• **PROVIDED DATA**
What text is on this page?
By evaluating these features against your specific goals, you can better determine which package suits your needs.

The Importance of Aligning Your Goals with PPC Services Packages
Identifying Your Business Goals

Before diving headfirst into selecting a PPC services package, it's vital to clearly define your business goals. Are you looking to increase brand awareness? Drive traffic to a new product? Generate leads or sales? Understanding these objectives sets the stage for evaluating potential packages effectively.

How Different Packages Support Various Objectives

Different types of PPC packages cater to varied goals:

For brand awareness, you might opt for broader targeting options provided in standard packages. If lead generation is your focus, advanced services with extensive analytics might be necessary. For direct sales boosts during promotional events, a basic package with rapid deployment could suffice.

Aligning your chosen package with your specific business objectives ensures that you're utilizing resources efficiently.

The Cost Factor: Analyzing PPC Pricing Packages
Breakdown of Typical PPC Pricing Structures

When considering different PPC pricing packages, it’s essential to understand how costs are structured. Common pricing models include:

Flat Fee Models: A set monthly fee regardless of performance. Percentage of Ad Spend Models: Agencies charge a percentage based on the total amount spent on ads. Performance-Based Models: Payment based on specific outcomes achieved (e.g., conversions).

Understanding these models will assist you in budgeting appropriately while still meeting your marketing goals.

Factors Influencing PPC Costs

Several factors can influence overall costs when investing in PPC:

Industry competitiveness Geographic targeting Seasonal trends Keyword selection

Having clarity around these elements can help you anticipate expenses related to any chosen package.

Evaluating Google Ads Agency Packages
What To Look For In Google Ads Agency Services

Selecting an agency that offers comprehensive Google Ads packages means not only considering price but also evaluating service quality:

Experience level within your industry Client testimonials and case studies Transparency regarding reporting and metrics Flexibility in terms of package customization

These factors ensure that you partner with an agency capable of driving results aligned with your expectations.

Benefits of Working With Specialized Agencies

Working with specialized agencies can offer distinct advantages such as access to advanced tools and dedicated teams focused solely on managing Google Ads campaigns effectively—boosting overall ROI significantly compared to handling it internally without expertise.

• **JOB**
Only a number is wanted: how many lines of the material above hold "considering"?

• **SOLUTION TO THE EXERCISE**
2